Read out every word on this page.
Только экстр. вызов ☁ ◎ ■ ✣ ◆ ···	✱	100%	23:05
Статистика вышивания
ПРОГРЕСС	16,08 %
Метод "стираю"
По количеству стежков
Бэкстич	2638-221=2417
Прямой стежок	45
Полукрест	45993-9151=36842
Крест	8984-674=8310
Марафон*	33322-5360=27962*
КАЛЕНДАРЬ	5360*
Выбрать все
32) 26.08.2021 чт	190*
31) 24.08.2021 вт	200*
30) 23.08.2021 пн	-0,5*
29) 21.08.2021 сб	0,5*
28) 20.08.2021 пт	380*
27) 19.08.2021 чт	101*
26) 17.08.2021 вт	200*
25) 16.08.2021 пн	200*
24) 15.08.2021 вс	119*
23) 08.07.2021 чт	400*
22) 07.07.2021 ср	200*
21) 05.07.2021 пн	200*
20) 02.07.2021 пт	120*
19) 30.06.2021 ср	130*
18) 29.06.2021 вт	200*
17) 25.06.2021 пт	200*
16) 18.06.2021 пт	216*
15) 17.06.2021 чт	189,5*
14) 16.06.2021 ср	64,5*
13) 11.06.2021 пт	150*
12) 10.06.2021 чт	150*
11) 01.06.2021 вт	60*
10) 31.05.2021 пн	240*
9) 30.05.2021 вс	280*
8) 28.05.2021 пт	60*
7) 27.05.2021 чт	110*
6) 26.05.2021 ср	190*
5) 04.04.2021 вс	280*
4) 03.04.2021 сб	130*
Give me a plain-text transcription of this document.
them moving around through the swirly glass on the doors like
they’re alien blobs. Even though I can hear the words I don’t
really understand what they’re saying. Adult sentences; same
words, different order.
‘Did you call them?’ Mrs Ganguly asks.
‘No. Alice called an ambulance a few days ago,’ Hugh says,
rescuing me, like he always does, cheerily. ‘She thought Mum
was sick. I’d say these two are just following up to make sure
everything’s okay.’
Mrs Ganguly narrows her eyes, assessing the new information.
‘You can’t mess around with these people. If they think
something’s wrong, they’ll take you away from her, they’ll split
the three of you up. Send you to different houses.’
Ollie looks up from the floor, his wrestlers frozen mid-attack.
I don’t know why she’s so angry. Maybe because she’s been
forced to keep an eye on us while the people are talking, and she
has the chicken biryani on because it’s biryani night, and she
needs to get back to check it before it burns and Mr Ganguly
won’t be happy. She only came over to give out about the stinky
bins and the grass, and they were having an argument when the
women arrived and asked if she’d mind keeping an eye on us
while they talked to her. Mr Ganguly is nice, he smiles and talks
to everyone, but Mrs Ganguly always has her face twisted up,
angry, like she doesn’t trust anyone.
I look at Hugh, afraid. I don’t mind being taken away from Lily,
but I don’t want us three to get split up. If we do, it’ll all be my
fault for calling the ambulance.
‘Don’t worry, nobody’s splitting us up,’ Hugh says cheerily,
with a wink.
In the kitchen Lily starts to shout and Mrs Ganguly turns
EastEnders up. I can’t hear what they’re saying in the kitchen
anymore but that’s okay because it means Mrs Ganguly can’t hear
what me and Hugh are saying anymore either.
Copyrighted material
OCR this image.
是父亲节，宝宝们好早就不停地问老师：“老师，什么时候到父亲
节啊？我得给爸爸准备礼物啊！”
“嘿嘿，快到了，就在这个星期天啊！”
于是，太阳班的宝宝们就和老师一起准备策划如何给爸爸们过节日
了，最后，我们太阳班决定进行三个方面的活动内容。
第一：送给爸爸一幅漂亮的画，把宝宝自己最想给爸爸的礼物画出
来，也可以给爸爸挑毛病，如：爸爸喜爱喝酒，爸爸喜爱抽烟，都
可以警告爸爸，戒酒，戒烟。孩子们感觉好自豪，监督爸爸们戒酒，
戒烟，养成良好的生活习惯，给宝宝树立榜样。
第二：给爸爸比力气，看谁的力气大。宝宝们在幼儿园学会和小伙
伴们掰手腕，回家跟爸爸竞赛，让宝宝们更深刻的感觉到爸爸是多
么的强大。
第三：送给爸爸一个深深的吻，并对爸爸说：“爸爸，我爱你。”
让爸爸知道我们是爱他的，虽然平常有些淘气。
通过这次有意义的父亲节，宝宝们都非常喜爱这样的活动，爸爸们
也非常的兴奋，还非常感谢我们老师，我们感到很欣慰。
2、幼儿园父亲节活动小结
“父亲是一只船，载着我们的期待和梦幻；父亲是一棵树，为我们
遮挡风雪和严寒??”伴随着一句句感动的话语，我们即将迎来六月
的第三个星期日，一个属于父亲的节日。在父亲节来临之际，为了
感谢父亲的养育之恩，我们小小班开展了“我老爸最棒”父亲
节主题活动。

------------------------------------

# Set exercise:
Write out again, unchanged, every line from the line containing "OCR this image." to the final line of the material above.

# Reply to the exercise:
OCR this image.
是父亲节，宝宝们好早就不停地问老师：“老师，什么时候到父亲
节啊？我得给爸爸准备礼物啊！”
“嘿嘿，快到了，就在这个星期天啊！”
于是，太阳班的宝宝们就和老师一起准备策划如何给爸爸们过节日
了，最后，我们太阳班决定进行三个方面的活动内容。
第一：送给爸爸一幅漂亮的画，把宝宝自己最想给爸爸的礼物画出
来，也可以给爸爸挑毛病，如：爸爸喜爱喝酒，爸爸喜爱抽烟，都
可以警告爸爸，戒酒，戒烟。孩子们感觉好自豪，监督爸爸们戒酒，
戒烟，养成良好的生活习惯，给宝宝树立榜样。
第二：给爸爸比力气，看谁的力气大。宝宝们在幼儿园学会和小伙
伴们掰手腕，回家跟爸爸竞赛，让宝宝们更深刻的感觉到爸爸是多
么的强大。
第三：送给爸爸一个深深的吻，并对爸爸说：“爸爸，我爱你。”
让爸爸知道我们是爱他的，虽然平常有些淘气。
通过这次有意义的父亲节，宝宝们都非常喜爱这样的活动，爸爸们
也非常的兴奋，还非常感谢我们老师，我们感到很欣慰。
2、幼儿园父亲节活动小结
“父亲是一只船，载着我们的期待和梦幻；父亲是一棵树，为我们
遮挡风雪和严寒??”伴随着一句句感动的话语，我们即将迎来六月
的第三个星期日，一个属于父亲的节日。在父亲节来临之际，为了
感谢父亲的养育之恩，我们小小班开展了“我老爸最棒”父亲
节主题活动。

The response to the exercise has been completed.